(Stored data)
------------------------------------------------

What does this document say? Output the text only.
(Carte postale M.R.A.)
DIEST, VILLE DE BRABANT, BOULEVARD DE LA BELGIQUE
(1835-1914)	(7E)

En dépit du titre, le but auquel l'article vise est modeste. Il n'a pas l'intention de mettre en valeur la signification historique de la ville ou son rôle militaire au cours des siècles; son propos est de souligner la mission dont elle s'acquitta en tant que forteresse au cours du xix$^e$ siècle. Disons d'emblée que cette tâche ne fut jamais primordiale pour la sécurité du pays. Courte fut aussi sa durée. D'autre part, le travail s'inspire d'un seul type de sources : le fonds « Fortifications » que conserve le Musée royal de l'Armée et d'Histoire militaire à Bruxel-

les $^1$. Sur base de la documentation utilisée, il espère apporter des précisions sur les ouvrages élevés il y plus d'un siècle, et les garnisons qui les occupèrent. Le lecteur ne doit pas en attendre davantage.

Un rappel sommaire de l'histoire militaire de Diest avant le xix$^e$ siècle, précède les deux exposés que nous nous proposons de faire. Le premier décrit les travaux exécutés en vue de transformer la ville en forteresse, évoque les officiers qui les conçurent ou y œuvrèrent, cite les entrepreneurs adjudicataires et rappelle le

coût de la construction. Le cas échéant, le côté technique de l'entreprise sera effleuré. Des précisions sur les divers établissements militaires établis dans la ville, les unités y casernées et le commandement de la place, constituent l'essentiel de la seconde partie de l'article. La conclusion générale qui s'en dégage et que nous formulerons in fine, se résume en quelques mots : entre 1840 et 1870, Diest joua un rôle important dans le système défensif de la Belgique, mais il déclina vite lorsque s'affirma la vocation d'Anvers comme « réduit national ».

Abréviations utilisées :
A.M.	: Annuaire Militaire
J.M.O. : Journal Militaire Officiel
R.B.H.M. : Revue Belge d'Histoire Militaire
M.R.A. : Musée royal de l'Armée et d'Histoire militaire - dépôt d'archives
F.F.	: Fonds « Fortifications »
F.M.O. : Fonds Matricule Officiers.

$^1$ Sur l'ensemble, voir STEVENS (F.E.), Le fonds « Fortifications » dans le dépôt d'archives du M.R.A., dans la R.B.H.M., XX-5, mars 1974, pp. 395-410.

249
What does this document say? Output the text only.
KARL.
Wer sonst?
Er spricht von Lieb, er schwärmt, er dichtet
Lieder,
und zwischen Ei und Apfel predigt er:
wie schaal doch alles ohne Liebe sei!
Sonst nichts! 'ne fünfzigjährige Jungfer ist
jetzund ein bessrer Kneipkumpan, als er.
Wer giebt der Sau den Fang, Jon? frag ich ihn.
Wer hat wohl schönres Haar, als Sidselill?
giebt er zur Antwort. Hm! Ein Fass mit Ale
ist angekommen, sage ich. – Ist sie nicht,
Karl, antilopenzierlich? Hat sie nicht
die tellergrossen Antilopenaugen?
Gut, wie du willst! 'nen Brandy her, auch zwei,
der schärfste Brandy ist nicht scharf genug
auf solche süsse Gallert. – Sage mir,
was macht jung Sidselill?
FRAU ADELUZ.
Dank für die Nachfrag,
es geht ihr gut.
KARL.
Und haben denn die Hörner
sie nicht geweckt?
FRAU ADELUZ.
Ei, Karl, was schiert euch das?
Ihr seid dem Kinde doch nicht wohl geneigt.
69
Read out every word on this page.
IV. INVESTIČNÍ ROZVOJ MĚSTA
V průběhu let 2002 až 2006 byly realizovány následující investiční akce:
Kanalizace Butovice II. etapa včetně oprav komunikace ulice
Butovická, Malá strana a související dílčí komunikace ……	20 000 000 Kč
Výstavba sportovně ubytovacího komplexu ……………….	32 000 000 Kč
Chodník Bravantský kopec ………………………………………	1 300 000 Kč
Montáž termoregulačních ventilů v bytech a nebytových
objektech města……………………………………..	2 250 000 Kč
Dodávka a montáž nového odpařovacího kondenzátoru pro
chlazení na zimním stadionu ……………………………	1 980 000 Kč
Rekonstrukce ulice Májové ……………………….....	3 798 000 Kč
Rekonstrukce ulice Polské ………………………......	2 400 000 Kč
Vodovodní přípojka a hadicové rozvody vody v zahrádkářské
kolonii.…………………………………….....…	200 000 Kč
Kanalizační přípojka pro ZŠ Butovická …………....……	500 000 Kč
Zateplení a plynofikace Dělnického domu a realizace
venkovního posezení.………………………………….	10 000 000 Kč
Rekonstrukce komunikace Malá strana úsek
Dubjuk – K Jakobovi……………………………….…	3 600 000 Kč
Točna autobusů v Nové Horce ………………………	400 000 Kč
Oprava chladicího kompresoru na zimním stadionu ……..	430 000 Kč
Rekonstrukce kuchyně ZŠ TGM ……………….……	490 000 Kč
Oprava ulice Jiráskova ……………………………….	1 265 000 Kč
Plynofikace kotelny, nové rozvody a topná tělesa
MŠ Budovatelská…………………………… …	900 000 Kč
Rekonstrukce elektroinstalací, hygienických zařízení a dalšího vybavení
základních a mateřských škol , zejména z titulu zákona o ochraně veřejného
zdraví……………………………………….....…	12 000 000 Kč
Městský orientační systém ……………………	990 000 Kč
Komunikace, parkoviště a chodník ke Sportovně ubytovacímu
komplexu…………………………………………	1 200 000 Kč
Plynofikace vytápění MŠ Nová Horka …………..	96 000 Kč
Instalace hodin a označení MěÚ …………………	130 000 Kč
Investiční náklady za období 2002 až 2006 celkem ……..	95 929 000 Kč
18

------------------------------------------------

WORK REQUIRED: Every entry above needs to be quoted exactly.

SOLVED PROBLEM:
What does this document say? Output the text only.
(Carte postale M.R.A.)
DIEST, VILLE DE BRABANT, BOULEVARD DE LA BELGIQUE
(1835-1914)	(7E)

En dépit du titre, le but auquel l'article vise est modeste. Il n'a pas l'intention de mettre en valeur la signification historique de la ville ou son rôle militaire au cours des siècles; son propos est de souligner la mission dont elle s'acquitta en tant que forteresse au cours du xix$^e$ siècle. Disons d'emblée que cette tâche ne fut jamais primordiale pour la sécurité du pays. Courte fut aussi sa durée. D'autre part, le travail s'inspire d'un seul type de sources : le fonds « Fortifications » que conserve le Musée royal de l'Armée et d'Histoire militaire à Bruxel-

les $^1$. Sur base de la documentation utilisée, il espère apporter des précisions sur les ouvrages élevés il y plus d'un siècle, et les garnisons qui les occupèrent. Le lecteur ne doit pas en attendre davantage.

Un rappel sommaire de l'histoire militaire de Diest avant le xix$^e$ siècle, précède les deux exposés que nous nous proposons de faire. Le premier décrit les travaux exécutés en vue de transformer la ville en forteresse, évoque les officiers qui les conçurent ou y œuvrèrent, cite les entrepreneurs adjudicataires et rappelle le

coût de la construction. Le cas échéant, le côté technique de l'entreprise sera effleuré. Des précisions sur les divers établissements militaires établis dans la ville, les unités y casernées et le commandement de la place, constituent l'essentiel de la seconde partie de l'article. La conclusion générale qui s'en dégage et que nous formulerons in fine, se résume en quelques mots : entre 1840 et 1870, Diest joua un rôle important dans le système défensif de la Belgique, mais il déclina vite lorsque s'affirma la vocation d'Anvers comme « réduit national ».

Abréviations utilisées :
A.M.	: Annuaire Militaire
J.M.O. : Journal Militaire Officiel
R.B.H.M. : Revue Belge d'Histoire Militaire
M.R.A. : Musée royal de l'Armée et d'Histoire militaire - dépôt d'archives
F.F.	: Fonds « Fortifications »
F.M.O. : Fonds Matricule Officiers.

$^1$ Sur l'ensemble, voir STEVENS (F.E.), Le fonds « Fortifications » dans le dépôt d'archives du M.R.A., dans la R.B.H.M., XX-5, mars 1974, pp. 395-410.

249
What does this document say? Output the text only.
KARL.
Wer sonst?
Er spricht von Lieb, er schwärmt, er dichtet
Lieder,
und zwischen Ei und Apfel predigt er:
wie schaal doch alles ohne Liebe sei!
Sonst nichts! 'ne fünfzigjährige Jungfer ist
jetzund ein bessrer Kneipkumpan, als er.
Wer giebt der Sau den Fang, Jon? frag ich ihn.
Wer hat wohl schönres Haar, als Sidselill?
giebt er zur Antwort. Hm! Ein Fass mit Ale
ist angekommen, sage ich. – Ist sie nicht,
Karl, antilopenzierlich? Hat sie nicht
die tellergrossen Antilopenaugen?
Gut, wie du willst! 'nen Brandy her, auch zwei,
der schärfste Brandy ist nicht scharf genug
auf solche süsse Gallert. – Sage mir,
was macht jung Sidselill?
FRAU ADELUZ.
Dank für die Nachfrag,
es geht ihr gut.
KARL.
Und haben denn die Hörner
sie nicht geweckt?
FRAU ADELUZ.
Ei, Karl, was schiert euch das?
Ihr seid dem Kinde doch nicht wohl geneigt.
69
Read out every word on this page.
IV. INVESTIČNÍ ROZVOJ MĚSTA
V průběhu let 2002 až 2006 byly realizovány následující investiční akce:
Kanalizace Butovice II. etapa včetně oprav komunikace ulice
Butovická, Malá strana a související dílčí komunikace ……	20 000 000 Kč
Výstavba sportovně ubytovacího komplexu ……………….	32 000 000 Kč
Chodník Bravantský kopec ………………………………………	1 300 000 Kč
Montáž termoregulačních ventilů v bytech a nebytových
objektech města……………………………………..	2 250 000 Kč
Dodávka a montáž nového odpařovacího kondenzátoru pro
chlazení na zimním stadionu ……………………………	1 980 000 Kč
Rekonstrukce ulice Májové ……………………….....	3 798 000 Kč
Rekonstrukce ulice Polské ………………………......	2 400 000 Kč
Vodovodní přípojka a hadicové rozvody vody v zahrádkářské
kolonii.…………………………………….....…	200 000 Kč
Kanalizační přípojka pro ZŠ Butovická …………....……	500 000 Kč
Zateplení a plynofikace Dělnického domu a realizace
venkovního posezení.………………………………….	10 000 000 Kč
Rekonstrukce komunikace Malá strana úsek
Dubjuk – K Jakobovi……………………………….…	3 600 000 Kč
Točna autobusů v Nové Horce ………………………	400 000 Kč
Oprava chladicího kompresoru na zimním stadionu ……..	430 000 Kč
Rekonstrukce kuchyně ZŠ TGM ……………….……	490 000 Kč
Oprava ulice Jiráskova ……………………………….	1 265 000 Kč
Plynofikace kotelny, nové rozvody a topná tělesa
MŠ Budovatelská…………………………… …	900 000 Kč
Rekonstrukce elektroinstalací, hygienických zařízení a dalšího vybavení
základních a mateřských škol , zejména z titulu zákona o ochraně veřejného
zdraví……………………………………….....…	12 000 000 Kč
Městský orientační systém ……………………	990 000 Kč
Komunikace, parkoviště a chodník ke Sportovně ubytovacímu
komplexu…………………………………………	1 200 000 Kč
Plynofikace vytápění MŠ Nová Horka …………..	96 000 Kč
Instalace hodin a označení MěÚ …………………	130 000 Kč
Investiční náklady za období 2002 až 2006 celkem ……..	95 929 000 Kč
18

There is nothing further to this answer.